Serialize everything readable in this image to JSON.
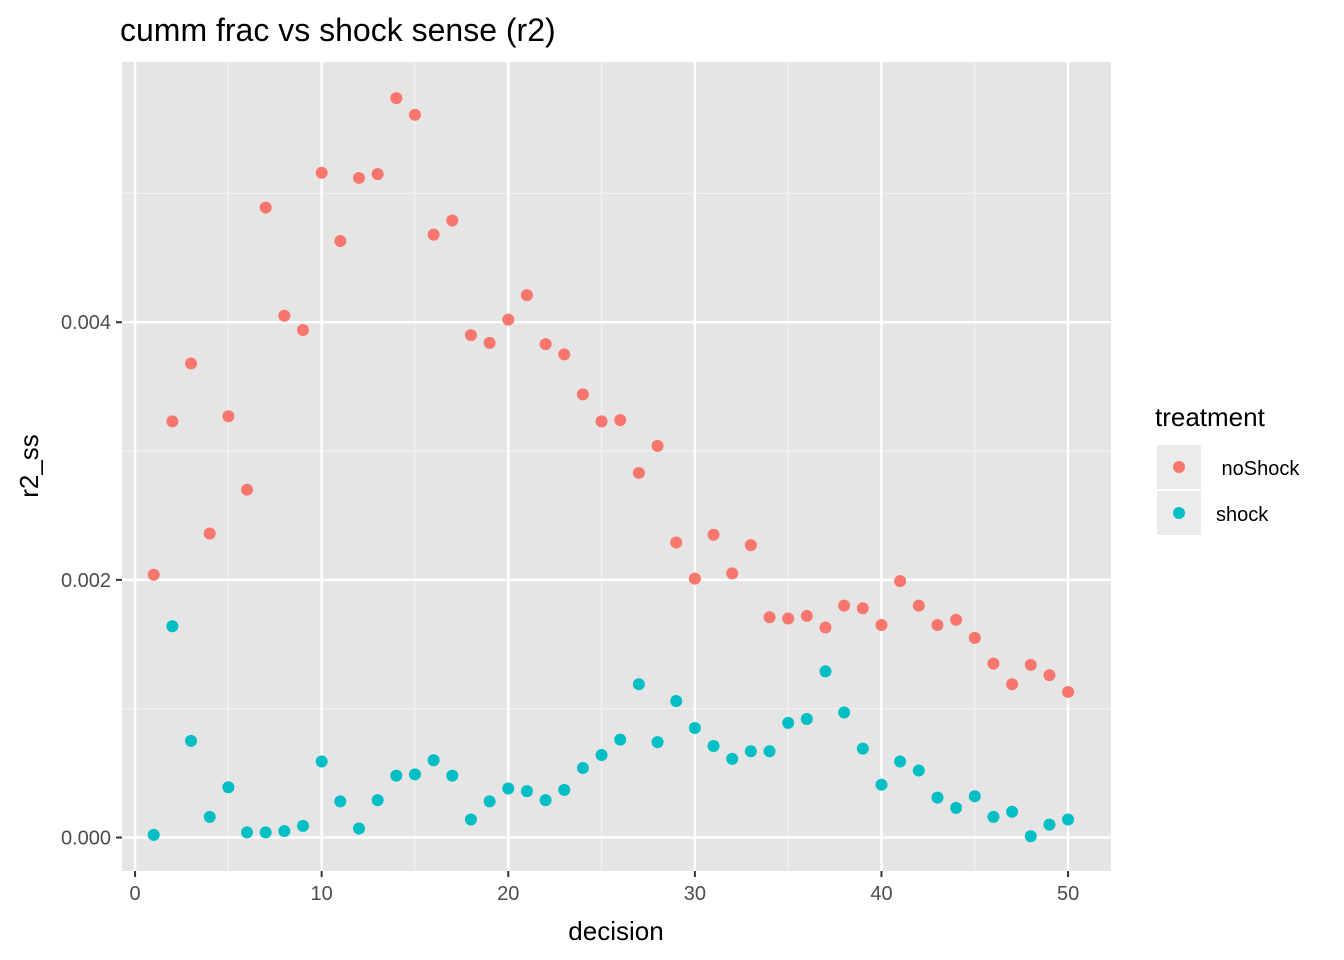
{
  "chart_data": {
    "type": "scatter",
    "title": "cumm frac vs shock sense (r2)",
    "xlabel": "decision",
    "ylabel": "r2_ss",
    "xlim": [
      -0.7,
      52.3
    ],
    "ylim": [
      -0.00026,
      0.00602
    ],
    "x_ticks": [
      0,
      10,
      20,
      30,
      40,
      50
    ],
    "x_tick_labels": [
      "0",
      "10",
      "20",
      "30",
      "40",
      "50"
    ],
    "y_ticks": [
      0.0,
      0.002,
      0.004
    ],
    "y_tick_labels": [
      "0.000",
      "0.002",
      "0.004"
    ],
    "y_minor_ticks": [
      0.001,
      0.003,
      0.005
    ],
    "grid": true,
    "panel_background": "#e5e5e5",
    "legend_title": "treatment",
    "legend_position": "right",
    "series": [
      {
        "name": " noShock",
        "color": "#f8766d",
        "x": [
          1,
          2,
          3,
          4,
          5,
          6,
          7,
          8,
          9,
          10,
          11,
          12,
          13,
          14,
          15,
          16,
          17,
          18,
          19,
          20,
          21,
          22,
          23,
          24,
          25,
          26,
          27,
          28,
          29,
          30,
          31,
          32,
          33,
          34,
          35,
          36,
          37,
          38,
          39,
          40,
          41,
          42,
          43,
          44,
          45,
          46,
          47,
          48,
          49,
          50
        ],
        "y": [
          0.00204,
          0.00323,
          0.00368,
          0.00236,
          0.00327,
          0.0027,
          0.00489,
          0.00405,
          0.00394,
          0.00516,
          0.00463,
          0.00512,
          0.00515,
          0.00574,
          0.00561,
          0.00468,
          0.00479,
          0.0039,
          0.00384,
          0.00402,
          0.00421,
          0.00383,
          0.00375,
          0.00344,
          0.00323,
          0.00324,
          0.00283,
          0.00304,
          0.00229,
          0.00201,
          0.00235,
          0.00205,
          0.00227,
          0.00171,
          0.0017,
          0.00172,
          0.00163,
          0.0018,
          0.00178,
          0.00165,
          0.00199,
          0.0018,
          0.00165,
          0.00169,
          0.00155,
          0.00135,
          0.00119,
          0.00134,
          0.00126,
          0.00113
        ]
      },
      {
        "name": "shock",
        "color": "#00bfc4",
        "x": [
          1,
          2,
          3,
          4,
          5,
          6,
          7,
          8,
          9,
          10,
          11,
          12,
          13,
          14,
          15,
          16,
          17,
          18,
          19,
          20,
          21,
          22,
          23,
          24,
          25,
          26,
          27,
          28,
          29,
          30,
          31,
          32,
          33,
          34,
          35,
          36,
          37,
          38,
          39,
          40,
          41,
          42,
          43,
          44,
          45,
          46,
          47,
          48,
          49,
          50
        ],
        "y": [
          2e-05,
          0.00164,
          0.00075,
          0.00016,
          0.00039,
          4e-05,
          4e-05,
          5e-05,
          9e-05,
          0.00059,
          0.00028,
          7e-05,
          0.00029,
          0.00048,
          0.00049,
          0.0006,
          0.00048,
          0.00014,
          0.00028,
          0.00038,
          0.00036,
          0.00029,
          0.00037,
          0.00054,
          0.00064,
          0.00076,
          0.00119,
          0.00074,
          0.00106,
          0.00085,
          0.00071,
          0.00061,
          0.00067,
          0.00067,
          0.00089,
          0.00092,
          0.00129,
          0.00097,
          0.00069,
          0.00041,
          0.00059,
          0.00052,
          0.00031,
          0.00023,
          0.00032,
          0.00016,
          0.0002,
          1e-05,
          0.0001,
          0.00014
        ]
      }
    ]
  }
}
********
• **SET TASK**: Each entry shown above must be quoted exactly, with its pictures left out.

• **EXERCISE RESULT**:
Serialize everything readable in this image to JSON.
{
  "chart_data": {
    "type": "scatter",
    "title": "cumm frac vs shock sense (r2)",
    "xlabel": "decision",
    "ylabel": "r2_ss",
    "xlim": [
      -0.7,
      52.3
    ],
    "ylim": [
      -0.00026,
      0.00602
    ],
    "x_ticks": [
      0,
      10,
      20,
      30,
      40,
      50
    ],
    "x_tick_labels": [
      "0",
      "10",
      "20",
      "30",
      "40",
      "50"
    ],
    "y_ticks": [
      0.0,
      0.002,
      0.004
    ],
    "y_tick_labels": [
      "0.000",
      "0.002",
      "0.004"
    ],
    "y_minor_ticks": [
      0.001,
      0.003,
      0.005
    ],
    "grid": true,
    "panel_background": "#e5e5e5",
    "legend_title": "treatment",
    "legend_position": "right",
    "series": [
      {
        "name": " noShock",
        "color": "#f8766d",
        "x": [
          1,
          2,
          3,
          4,
          5,
          6,
          7,
          8,
          9,
          10,
          11,
          12,
          13,
          14,
          15,
          16,
          17,
          18,
          19,
          20,
          21,
          22,
          23,
          24,
          25,
          26,
          27,
          28,
          29,
          30,
          31,
          32,
          33,
          34,
          35,
          36,
          37,
          38,
          39,
          40,
          41,
          42,
          43,
          44,
          45,
          46,
          47,
          48,
          49,
          50
        ],
        "y": [
          0.00204,
          0.00323,
          0.00368,
          0.00236,
          0.00327,
          0.0027,
          0.00489,
          0.00405,
          0.00394,
          0.00516,
          0.00463,
          0.00512,
          0.00515,
          0.00574,
          0.00561,
          0.00468,
          0.00479,
          0.0039,
          0.00384,
          0.00402,
          0.00421,
          0.00383,
          0.00375,
          0.00344,
          0.00323,
          0.00324,
          0.00283,
          0.00304,
          0.00229,
          0.00201,
          0.00235,
          0.00205,
          0.00227,
          0.00171,
          0.0017,
          0.00172,
          0.00163,
          0.0018,
          0.00178,
          0.00165,
          0.00199,
          0.0018,
          0.00165,
          0.00169,
          0.00155,
          0.00135,
          0.00119,
          0.00134,
          0.00126,
          0.00113
        ]
      },
      {
        "name": "shock",
        "color": "#00bfc4",
        "x": [
          1,
          2,
          3,
          4,
          5,
          6,
          7,
          8,
          9,
          10,
          11,
          12,
          13,
          14,
          15,
          16,
          17,
          18,
          19,
          20,
          21,
          22,
          23,
          24,
          25,
          26,
          27,
          28,
          29,
          30,
          31,
          32,
          33,
          34,
          35,
          36,
          37,
          38,
          39,
          40,
          41,
          42,
          43,
          44,
          45,
          46,
          47,
          48,
          49,
          50
        ],
        "y": [
          2e-05,
          0.00164,
          0.00075,
          0.00016,
          0.00039,
          4e-05,
          4e-05,
          5e-05,
          9e-05,
          0.00059,
          0.00028,
          7e-05,
          0.00029,
          0.00048,
          0.00049,
          0.0006,
          0.00048,
          0.00014,
          0.00028,
          0.00038,
          0.00036,
          0.00029,
          0.00037,
          0.00054,
          0.00064,
          0.00076,
          0.00119,
          0.00074,
          0.00106,
          0.00085,
          0.00071,
          0.00061,
          0.00067,
          0.00067,
          0.00089,
          0.00092,
          0.00129,
          0.00097,
          0.00069,
          0.00041,
          0.00059,
          0.00052,
          0.00031,
          0.00023,
          0.00032,
          0.00016,
          0.0002,
          1e-05,
          0.0001,
          0.00014
        ]
      }
    ]
  }
}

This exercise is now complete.